What to produce:
Select the lines of the records containing the word "source" and list them.

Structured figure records
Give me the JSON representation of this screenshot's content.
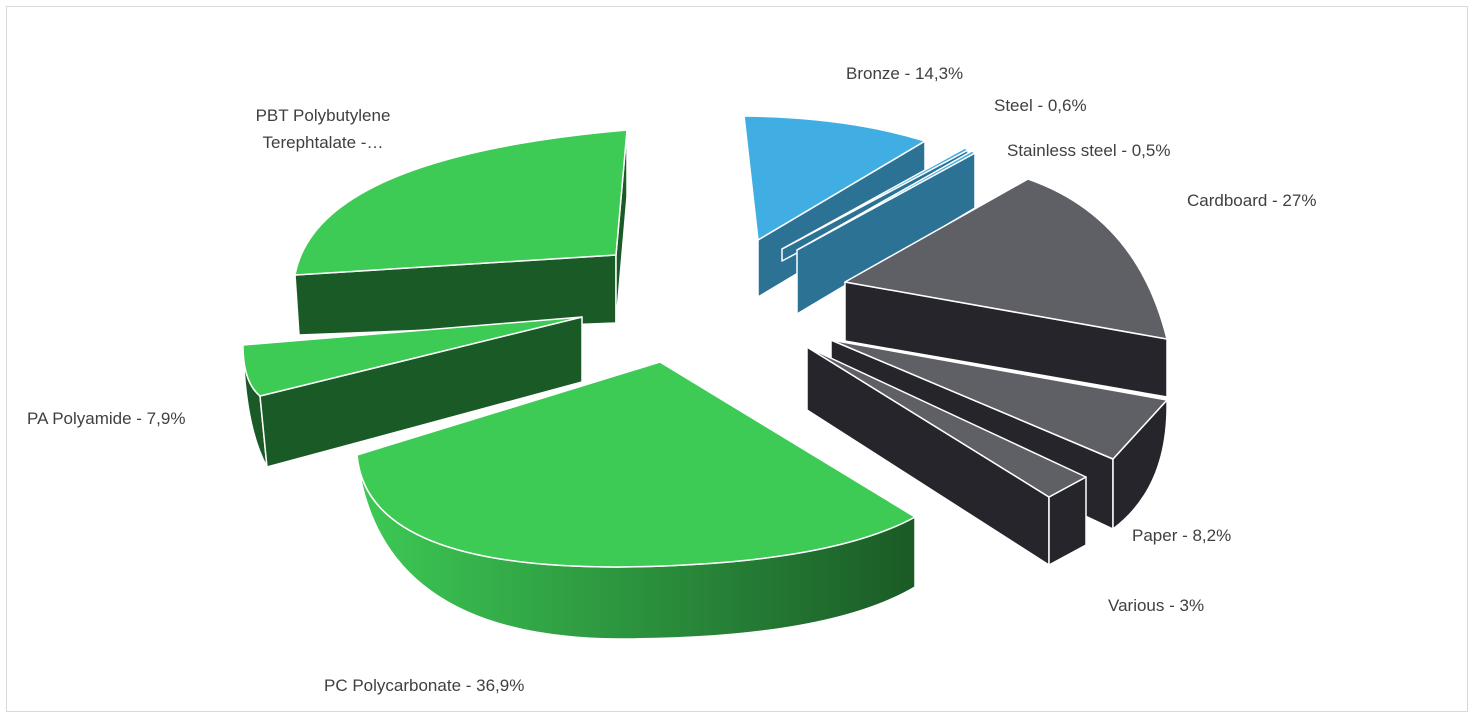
{
  "chart_data": {
    "type": "pie",
    "style": "3d-exploded",
    "legend": "none",
    "slices": [
      {
        "name": "Bronze",
        "value": 14.3,
        "label": "Bronze - 14,3%",
        "color": "#41aee3",
        "group": "metal"
      },
      {
        "name": "Steel",
        "value": 0.6,
        "label": "Steel - 0,6%",
        "color": "#41aee3",
        "group": "metal"
      },
      {
        "name": "Stainless steel",
        "value": 0.5,
        "label": "Stainless steel - 0,5%",
        "color": "#41aee3",
        "group": "metal"
      },
      {
        "name": "Cardboard",
        "value": 27,
        "label": "Cardboard - 27%",
        "color": "#5f6066",
        "group": "paper"
      },
      {
        "name": "Paper",
        "value": 8.2,
        "label": "Paper - 8,2%",
        "color": "#5f6066",
        "group": "paper"
      },
      {
        "name": "Various",
        "value": 3,
        "label": "Various - 3%",
        "color": "#5f6066",
        "group": "paper"
      },
      {
        "name": "PC Polycarbonate",
        "value": 36.9,
        "label": "PC Polycarbonate - 36,9%",
        "color": "#3dca55",
        "group": "plastic"
      },
      {
        "name": "PA Polyamide",
        "value": 7.9,
        "label": "PA Polyamide - 7,9%",
        "color": "#3dca55",
        "group": "plastic"
      },
      {
        "name": "PBT Polybutylene Terephtalate",
        "value": null,
        "label": "PBT Polybutylene\nTerephtalate -…",
        "color": "#3dca55",
        "group": "plastic"
      }
    ],
    "side_colors": {
      "metal": "#2b7294",
      "paper": "#25252b",
      "plastic": "#1a5a26"
    }
  }
}
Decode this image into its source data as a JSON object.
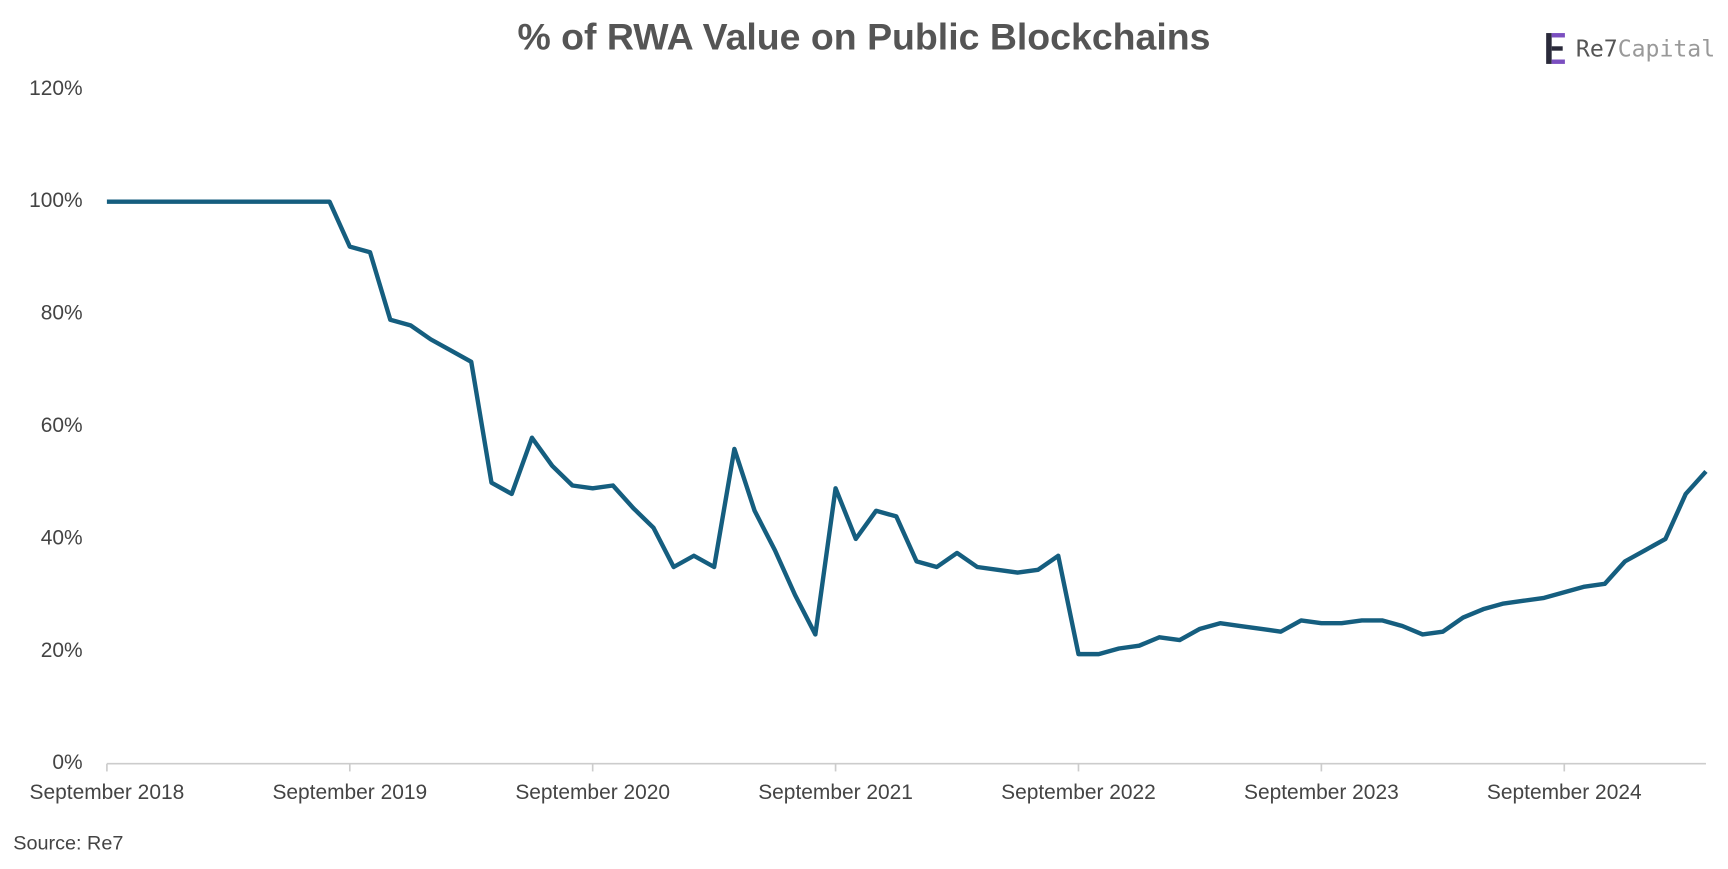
{
  "chart_data": {
    "type": "line",
    "title": "% of RWA Value on Public Blockchains",
    "source": "Source: Re7",
    "x": [
      "2018-09",
      "2018-10",
      "2018-11",
      "2018-12",
      "2019-01",
      "2019-02",
      "2019-03",
      "2019-04",
      "2019-05",
      "2019-06",
      "2019-07",
      "2019-08",
      "2019-09",
      "2019-10",
      "2019-11",
      "2019-12",
      "2020-01",
      "2020-02",
      "2020-03",
      "2020-04",
      "2020-05",
      "2020-06",
      "2020-07",
      "2020-08",
      "2020-09",
      "2020-10",
      "2020-11",
      "2020-12",
      "2021-01",
      "2021-02",
      "2021-03",
      "2021-04",
      "2021-05",
      "2021-06",
      "2021-07",
      "2021-08",
      "2021-09",
      "2021-10",
      "2021-11",
      "2021-12",
      "2022-01",
      "2022-02",
      "2022-03",
      "2022-04",
      "2022-05",
      "2022-06",
      "2022-07",
      "2022-08",
      "2022-09",
      "2022-10",
      "2022-11",
      "2022-12",
      "2023-01",
      "2023-02",
      "2023-03",
      "2023-04",
      "2023-05",
      "2023-06",
      "2023-07",
      "2023-08",
      "2023-09",
      "2023-10",
      "2023-11",
      "2023-12",
      "2024-01",
      "2024-02",
      "2024-03",
      "2024-04",
      "2024-05",
      "2024-06",
      "2024-07",
      "2024-08",
      "2024-09",
      "2024-10",
      "2024-11",
      "2024-12",
      "2025-01",
      "2025-02",
      "2025-03",
      "2025-04"
    ],
    "series": [
      {
        "name": "% of RWA Value on Public Blockchains",
        "color": "#155e7f",
        "values": [
          100,
          100,
          100,
          100,
          100,
          100,
          100,
          100,
          100,
          100,
          100,
          100,
          92,
          91,
          79,
          78,
          75.5,
          73.5,
          71.5,
          50,
          48,
          58,
          53,
          49.5,
          49,
          49.5,
          45.5,
          42,
          35,
          37,
          35,
          56,
          45,
          38,
          30,
          23,
          49,
          40,
          45,
          44,
          36,
          35,
          37.5,
          35,
          34.5,
          34,
          34.5,
          37,
          19.5,
          19.5,
          20.5,
          21,
          22.5,
          22,
          24,
          25,
          24.5,
          24,
          23.5,
          25.5,
          25,
          25,
          25.5,
          25.5,
          24.5,
          23,
          23.5,
          26,
          27.5,
          28.5,
          29,
          29.5,
          30.5,
          31.5,
          32,
          36,
          38,
          40,
          48,
          52
        ]
      }
    ],
    "xlim": [
      "2018-09",
      "2025-04"
    ],
    "xticks": [
      {
        "value": "2018-09",
        "label": "September 2018"
      },
      {
        "value": "2019-09",
        "label": "September 2019"
      },
      {
        "value": "2020-09",
        "label": "September 2020"
      },
      {
        "value": "2021-09",
        "label": "September 2021"
      },
      {
        "value": "2022-09",
        "label": "September 2022"
      },
      {
        "value": "2023-09",
        "label": "September 2023"
      },
      {
        "value": "2024-09",
        "label": "September 2024"
      }
    ],
    "ylim": [
      0,
      120
    ],
    "yticks": [
      {
        "value": 0,
        "label": "0%"
      },
      {
        "value": 20,
        "label": "20%"
      },
      {
        "value": 40,
        "label": "40%"
      },
      {
        "value": 60,
        "label": "60%"
      },
      {
        "value": 80,
        "label": "80%"
      },
      {
        "value": 100,
        "label": "100%"
      },
      {
        "value": 120,
        "label": "120%"
      }
    ],
    "grid": false
  },
  "brand": [
    "Re7",
    "Capital"
  ]
}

Task result:
Decode this image into its source data as a JSON object.
    "source": "Source: Re7",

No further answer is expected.